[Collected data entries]
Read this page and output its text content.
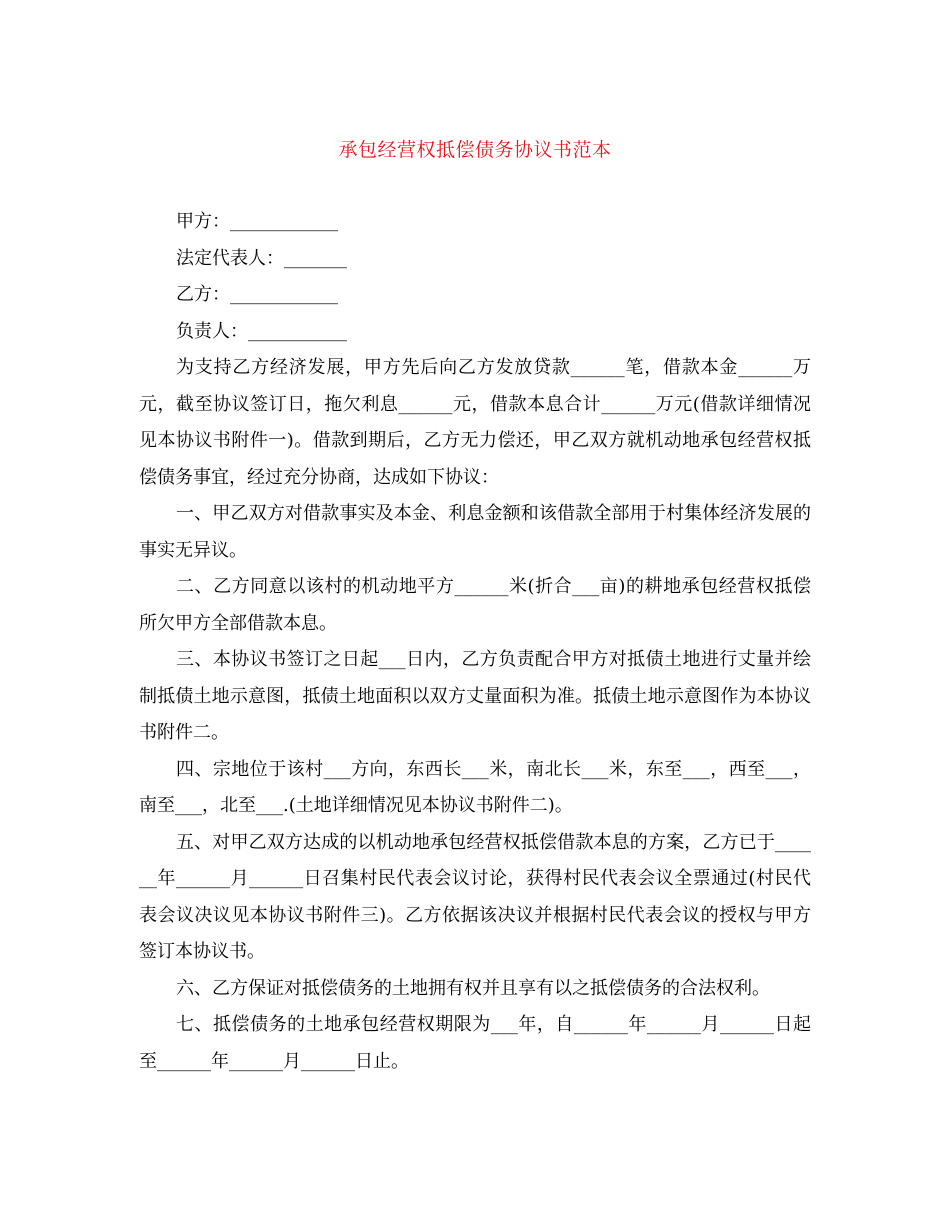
承包经营权抵偿债务协议书范本

甲方：____________

法定代表人：_______

乙方：____________

负责人：___________

为支持乙方经济发展，甲方先后向乙方发放贷款______笔，借款本金______万元，截至协议签订日，拖欠利息______元，借款本息合计______万元(借款详细情况见本协议书附件一)。借款到期后，乙方无力偿还，甲乙双方就机动地承包经营权抵偿债务事宜，经过充分协商，达成如下协议：

一、甲乙双方对借款事实及本金、利息金额和该借款全部用于村集体经济发展的事实无异议。

二、乙方同意以该村的机动地平方______米(折合___亩)的耕地承包经营权抵偿所欠甲方全部借款本息。

三、本协议书签订之日起___日内，乙方负责配合甲方对抵债土地进行丈量并绘制抵债土地示意图，抵债土地面积以双方丈量面积为准。抵债土地示意图作为本协议书附件二。

四、宗地位于该村___方向，东西长___米，南北长___米，东至___，西至___，南至___，北至___.(土地详细情况见本协议书附件二)。

五、对甲乙双方达成的以机动地承包经营权抵偿借款本息的方案，乙方已于______年______月______日召集村民代表会议讨论，获得村民代表会议全票通过(村民代表会议决议见本协议书附件三)。乙方依据该决议并根据村民代表会议的授权与甲方签订本协议书。

六、乙方保证对抵偿债务的土地拥有权并且享有以之抵偿债务的合法权利。

七、抵偿债务的土地承包经营权期限为___年，自______年______月______日起至______年______月______日止。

• Exercise instructions:
Exclude every picture and copy the remaining data exactly.

• Problem solution:
Read this page and output its text content.
承包经营权抵偿债务协议书范本

甲方：____________

法定代表人：_______

乙方：____________

负责人：___________

为支持乙方经济发展，甲方先后向乙方发放贷款______笔，借款本金______万元，截至协议签订日，拖欠利息______元，借款本息合计______万元(借款详细情况见本协议书附件一)。借款到期后，乙方无力偿还，甲乙双方就机动地承包经营权抵偿债务事宜，经过充分协商，达成如下协议：

一、甲乙双方对借款事实及本金、利息金额和该借款全部用于村集体经济发展的事实无异议。

二、乙方同意以该村的机动地平方______米(折合___亩)的耕地承包经营权抵偿所欠甲方全部借款本息。

三、本协议书签订之日起___日内，乙方负责配合甲方对抵债土地进行丈量并绘制抵债土地示意图，抵债土地面积以双方丈量面积为准。抵债土地示意图作为本协议书附件二。

四、宗地位于该村___方向，东西长___米，南北长___米，东至___，西至___，南至___，北至___.(土地详细情况见本协议书附件二)。

五、对甲乙双方达成的以机动地承包经营权抵偿借款本息的方案，乙方已于______年______月______日召集村民代表会议讨论，获得村民代表会议全票通过(村民代表会议决议见本协议书附件三)。乙方依据该决议并根据村民代表会议的授权与甲方签订本协议书。

六、乙方保证对抵偿债务的土地拥有权并且享有以之抵偿债务的合法权利。

七、抵偿债务的土地承包经营权期限为___年，自______年______月______日起至______年______月______日止。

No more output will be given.